(Figure collection entries)
■ ■ ■ ■ ■

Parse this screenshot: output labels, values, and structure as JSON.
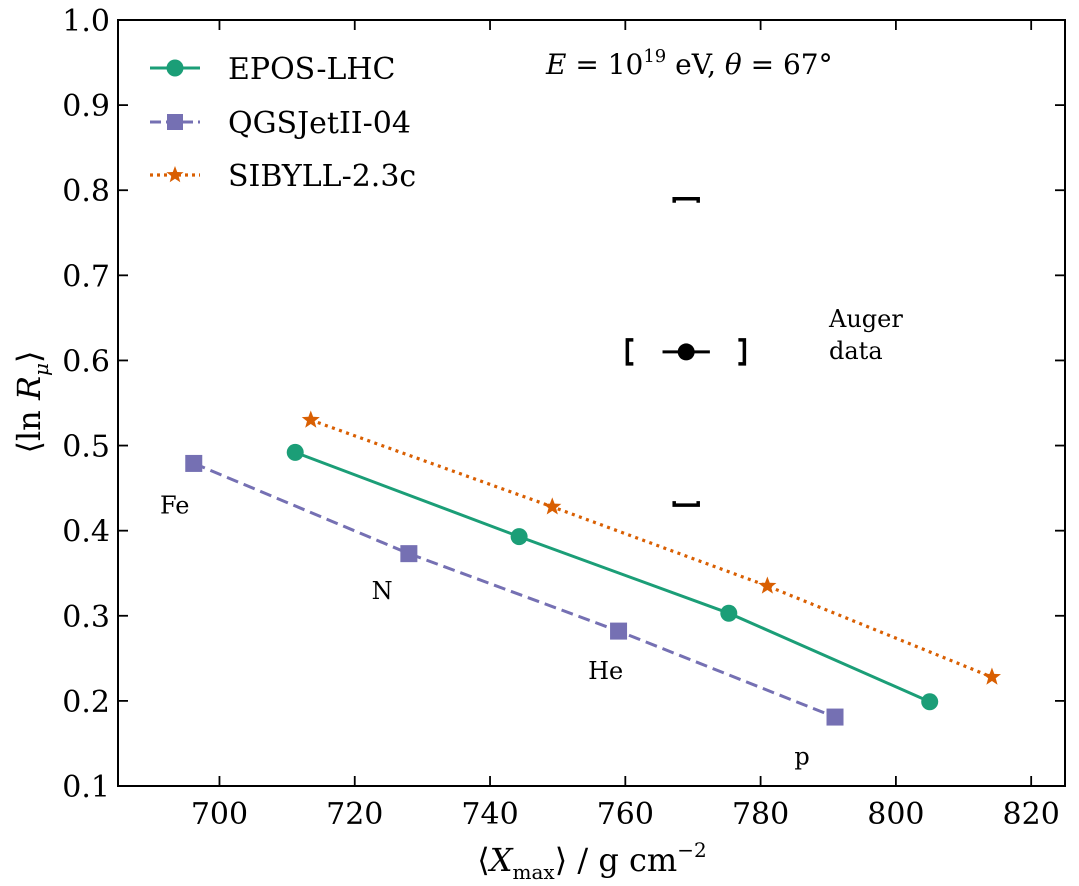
{
  "chart_data": {
    "type": "line",
    "title": "",
    "condition_label": "E = 10^19 eV, θ = 67°",
    "condition_parts": {
      "e_symbol": "E",
      "equals": " = ",
      "base": "10",
      "exponent": "19",
      "unit": " eV, ",
      "theta_symbol": "θ",
      "theta_value": " = 67°"
    },
    "xlabel": "⟨Xmax⟩ / g cm^-2",
    "xlabel_parts": {
      "open": "⟨",
      "var": "X",
      "sub": "max",
      "close": "⟩ / g cm",
      "sup": "−2"
    },
    "ylabel": "⟨ln Rμ⟩",
    "ylabel_parts": {
      "open": "⟨ln ",
      "var": "R",
      "sub": "μ",
      "close": "⟩"
    },
    "xlim": [
      685,
      825
    ],
    "ylim": [
      0.1,
      1.0
    ],
    "xticks": [
      700,
      720,
      740,
      760,
      780,
      800,
      820
    ],
    "xtick_labels": [
      "700",
      "720",
      "740",
      "760",
      "780",
      "800",
      "820"
    ],
    "yticks": [
      0.1,
      0.2,
      0.3,
      0.4,
      0.5,
      0.6,
      0.7,
      0.8,
      0.9,
      1.0
    ],
    "ytick_labels": [
      "0.1",
      "0.2",
      "0.3",
      "0.4",
      "0.5",
      "0.6",
      "0.7",
      "0.8",
      "0.9",
      "1.0"
    ],
    "grid": false,
    "legend_position": "top-left",
    "series": [
      {
        "name": "EPOS-LHC",
        "color": "#1b9e77",
        "linestyle": "solid",
        "marker": "circle",
        "x": [
          711.2,
          744.3,
          775.3,
          805.0
        ],
        "y": [
          0.492,
          0.393,
          0.303,
          0.199
        ]
      },
      {
        "name": "QGSJetII-04",
        "color": "#7570b3",
        "linestyle": "dashed",
        "marker": "square",
        "x": [
          696.2,
          728.0,
          759.0,
          791.0
        ],
        "y": [
          0.479,
          0.373,
          0.282,
          0.181
        ]
      },
      {
        "name": "SIBYLL-2.3c",
        "color": "#d95f02",
        "linestyle": "dotted",
        "marker": "star",
        "x": [
          713.5,
          749.2,
          781.0,
          814.2
        ],
        "y": [
          0.53,
          0.428,
          0.335,
          0.228
        ]
      }
    ],
    "data_point": {
      "name": "Auger data",
      "label_lines": [
        "Auger",
        "data"
      ],
      "x": 769.0,
      "y": 0.61,
      "x_stat_err": [
        765.5,
        772.5
      ],
      "x_sys_range": [
        760.3,
        777.6
      ],
      "y_sys_range": [
        0.43,
        0.79
      ],
      "color": "#000000"
    },
    "primary_labels": [
      {
        "text": "Fe",
        "x": 691.2,
        "y": 0.42
      },
      {
        "text": "N",
        "x": 722.5,
        "y": 0.32
      },
      {
        "text": "He",
        "x": 754.5,
        "y": 0.226
      },
      {
        "text": "p",
        "x": 785.0,
        "y": 0.125
      }
    ]
  }
}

■ ■ ■ ■ ■

Directions: Copy every record character for character. Skip the pictures.

Result of the exercise:
Parse this screenshot: output labels, values, and structure as JSON.
{
  "chart_data": {
    "type": "line",
    "title": "",
    "condition_label": "E = 10^19 eV, θ = 67°",
    "condition_parts": {
      "e_symbol": "E",
      "equals": " = ",
      "base": "10",
      "exponent": "19",
      "unit": " eV, ",
      "theta_symbol": "θ",
      "theta_value": " = 67°"
    },
    "xlabel": "⟨Xmax⟩ / g cm^-2",
    "xlabel_parts": {
      "open": "⟨",
      "var": "X",
      "sub": "max",
      "close": "⟩ / g cm",
      "sup": "−2"
    },
    "ylabel": "⟨ln Rμ⟩",
    "ylabel_parts": {
      "open": "⟨ln ",
      "var": "R",
      "sub": "μ",
      "close": "⟩"
    },
    "xlim": [
      685,
      825
    ],
    "ylim": [
      0.1,
      1.0
    ],
    "xticks": [
      700,
      720,
      740,
      760,
      780,
      800,
      820
    ],
    "xtick_labels": [
      "700",
      "720",
      "740",
      "760",
      "780",
      "800",
      "820"
    ],
    "yticks": [
      0.1,
      0.2,
      0.3,
      0.4,
      0.5,
      0.6,
      0.7,
      0.8,
      0.9,
      1.0
    ],
    "ytick_labels": [
      "0.1",
      "0.2",
      "0.3",
      "0.4",
      "0.5",
      "0.6",
      "0.7",
      "0.8",
      "0.9",
      "1.0"
    ],
    "grid": false,
    "legend_position": "top-left",
    "series": [
      {
        "name": "EPOS-LHC",
        "color": "#1b9e77",
        "linestyle": "solid",
        "marker": "circle",
        "x": [
          711.2,
          744.3,
          775.3,
          805.0
        ],
        "y": [
          0.492,
          0.393,
          0.303,
          0.199
        ]
      },
      {
        "name": "QGSJetII-04",
        "color": "#7570b3",
        "linestyle": "dashed",
        "marker": "square",
        "x": [
          696.2,
          728.0,
          759.0,
          791.0
        ],
        "y": [
          0.479,
          0.373,
          0.282,
          0.181
        ]
      },
      {
        "name": "SIBYLL-2.3c",
        "color": "#d95f02",
        "linestyle": "dotted",
        "marker": "star",
        "x": [
          713.5,
          749.2,
          781.0,
          814.2
        ],
        "y": [
          0.53,
          0.428,
          0.335,
          0.228
        ]
      }
    ],
    "data_point": {
      "name": "Auger data",
      "label_lines": [
        "Auger",
        "data"
      ],
      "x": 769.0,
      "y": 0.61,
      "x_stat_err": [
        765.5,
        772.5
      ],
      "x_sys_range": [
        760.3,
        777.6
      ],
      "y_sys_range": [
        0.43,
        0.79
      ],
      "color": "#000000"
    },
    "primary_labels": [
      {
        "text": "Fe",
        "x": 691.2,
        "y": 0.42
      },
      {
        "text": "N",
        "x": 722.5,
        "y": 0.32
      },
      {
        "text": "He",
        "x": 754.5,
        "y": 0.226
      },
      {
        "text": "p",
        "x": 785.0,
        "y": 0.125
      }
    ]
  }
}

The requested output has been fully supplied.